(Entries with figure data)
┌────────

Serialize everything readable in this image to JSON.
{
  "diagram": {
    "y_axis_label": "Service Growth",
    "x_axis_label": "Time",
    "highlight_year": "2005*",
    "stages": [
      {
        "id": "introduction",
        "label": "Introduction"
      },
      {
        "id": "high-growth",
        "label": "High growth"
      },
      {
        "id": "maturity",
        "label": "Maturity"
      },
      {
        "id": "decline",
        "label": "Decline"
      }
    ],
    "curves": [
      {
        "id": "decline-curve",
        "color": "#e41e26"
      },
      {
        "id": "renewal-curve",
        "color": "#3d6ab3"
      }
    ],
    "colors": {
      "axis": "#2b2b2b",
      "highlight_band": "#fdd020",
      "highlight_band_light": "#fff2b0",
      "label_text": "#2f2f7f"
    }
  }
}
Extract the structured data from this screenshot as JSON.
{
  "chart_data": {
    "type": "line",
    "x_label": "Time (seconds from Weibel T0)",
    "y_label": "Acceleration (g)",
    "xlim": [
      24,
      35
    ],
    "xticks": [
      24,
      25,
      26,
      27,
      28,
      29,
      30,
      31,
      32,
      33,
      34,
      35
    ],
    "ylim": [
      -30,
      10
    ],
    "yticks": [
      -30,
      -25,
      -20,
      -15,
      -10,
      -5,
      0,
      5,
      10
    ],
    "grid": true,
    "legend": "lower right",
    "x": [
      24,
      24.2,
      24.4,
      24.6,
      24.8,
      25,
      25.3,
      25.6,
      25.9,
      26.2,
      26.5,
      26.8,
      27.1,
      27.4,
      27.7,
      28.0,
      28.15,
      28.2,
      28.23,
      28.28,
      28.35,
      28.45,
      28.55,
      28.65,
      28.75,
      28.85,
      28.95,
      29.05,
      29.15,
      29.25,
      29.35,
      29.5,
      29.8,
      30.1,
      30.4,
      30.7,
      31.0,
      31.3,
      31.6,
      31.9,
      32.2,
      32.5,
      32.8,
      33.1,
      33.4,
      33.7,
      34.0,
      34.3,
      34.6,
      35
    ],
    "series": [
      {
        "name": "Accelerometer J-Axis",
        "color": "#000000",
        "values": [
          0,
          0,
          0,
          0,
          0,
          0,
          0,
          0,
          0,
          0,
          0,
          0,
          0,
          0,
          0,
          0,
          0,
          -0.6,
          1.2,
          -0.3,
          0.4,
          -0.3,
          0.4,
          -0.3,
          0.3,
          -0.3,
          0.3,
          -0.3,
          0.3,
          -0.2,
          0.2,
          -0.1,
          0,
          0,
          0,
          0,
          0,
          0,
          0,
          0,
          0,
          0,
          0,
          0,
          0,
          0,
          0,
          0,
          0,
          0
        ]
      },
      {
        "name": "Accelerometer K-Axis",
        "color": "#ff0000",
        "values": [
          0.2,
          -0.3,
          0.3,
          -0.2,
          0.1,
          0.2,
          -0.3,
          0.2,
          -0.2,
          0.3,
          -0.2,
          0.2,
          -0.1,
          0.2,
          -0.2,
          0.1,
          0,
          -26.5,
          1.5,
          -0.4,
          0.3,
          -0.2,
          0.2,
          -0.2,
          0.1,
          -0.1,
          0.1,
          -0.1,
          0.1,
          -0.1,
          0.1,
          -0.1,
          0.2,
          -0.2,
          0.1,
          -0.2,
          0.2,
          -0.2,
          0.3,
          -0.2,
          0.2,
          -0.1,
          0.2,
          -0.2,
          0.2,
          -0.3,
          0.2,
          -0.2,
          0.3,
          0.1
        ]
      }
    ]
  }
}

└────────

▶ WHAT THE TASK ASKS
Print the material verbatim, all of it.

▶ TASK ANSWER
Serialize everything readable in this image to JSON.
{
  "diagram": {
    "y_axis_label": "Service Growth",
    "x_axis_label": "Time",
    "highlight_year": "2005*",
    "stages": [
      {
        "id": "introduction",
        "label": "Introduction"
      },
      {
        "id": "high-growth",
        "label": "High growth"
      },
      {
        "id": "maturity",
        "label": "Maturity"
      },
      {
        "id": "decline",
        "label": "Decline"
      }
    ],
    "curves": [
      {
        "id": "decline-curve",
        "color": "#e41e26"
      },
      {
        "id": "renewal-curve",
        "color": "#3d6ab3"
      }
    ],
    "colors": {
      "axis": "#2b2b2b",
      "highlight_band": "#fdd020",
      "highlight_band_light": "#fff2b0",
      "label_text": "#2f2f7f"
    }
  }
}
Extract the structured data from this screenshot as JSON.
{
  "chart_data": {
    "type": "line",
    "x_label": "Time (seconds from Weibel T0)",
    "y_label": "Acceleration (g)",
    "xlim": [
      24,
      35
    ],
    "xticks": [
      24,
      25,
      26,
      27,
      28,
      29,
      30,
      31,
      32,
      33,
      34,
      35
    ],
    "ylim": [
      -30,
      10
    ],
    "yticks": [
      -30,
      -25,
      -20,
      -15,
      -10,
      -5,
      0,
      5,
      10
    ],
    "grid": true,
    "legend": "lower right",
    "x": [
      24,
      24.2,
      24.4,
      24.6,
      24.8,
      25,
      25.3,
      25.6,
      25.9,
      26.2,
      26.5,
      26.8,
      27.1,
      27.4,
      27.7,
      28.0,
      28.15,
      28.2,
      28.23,
      28.28,
      28.35,
      28.45,
      28.55,
      28.65,
      28.75,
      28.85,
      28.95,
      29.05,
      29.15,
      29.25,
      29.35,
      29.5,
      29.8,
      30.1,
      30.4,
      30.7,
      31.0,
      31.3,
      31.6,
      31.9,
      32.2,
      32.5,
      32.8,
      33.1,
      33.4,
      33.7,
      34.0,
      34.3,
      34.6,
      35
    ],
    "series": [
      {
        "name": "Accelerometer J-Axis",
        "color": "#000000",
        "values": [
          0,
          0,
          0,
          0,
          0,
          0,
          0,
          0,
          0,
          0,
          0,
          0,
          0,
          0,
          0,
          0,
          0,
          -0.6,
          1.2,
          -0.3,
          0.4,
          -0.3,
          0.4,
          -0.3,
          0.3,
          -0.3,
          0.3,
          -0.3,
          0.3,
          -0.2,
          0.2,
          -0.1,
          0,
          0,
          0,
          0,
          0,
          0,
          0,
          0,
          0,
          0,
          0,
          0,
          0,
          0,
          0,
          0,
          0,
          0
        ]
      },
      {
        "name": "Accelerometer K-Axis",
        "color": "#ff0000",
        "values": [
          0.2,
          -0.3,
          0.3,
          -0.2,
          0.1,
          0.2,
          -0.3,
          0.2,
          -0.2,
          0.3,
          -0.2,
          0.2,
          -0.1,
          0.2,
          -0.2,
          0.1,
          0,
          -26.5,
          1.5,
          -0.4,
          0.3,
          -0.2,
          0.2,
          -0.2,
          0.1,
          -0.1,
          0.1,
          -0.1,
          0.1,
          -0.1,
          0.1,
          -0.1,
          0.2,
          -0.2,
          0.1,
          -0.2,
          0.2,
          -0.2,
          0.3,
          -0.2,
          0.2,
          -0.1,
          0.2,
          -0.2,
          0.2,
          -0.3,
          0.2,
          -0.2,
          0.3,
          0.1
        ]
      }
    ]
  }
}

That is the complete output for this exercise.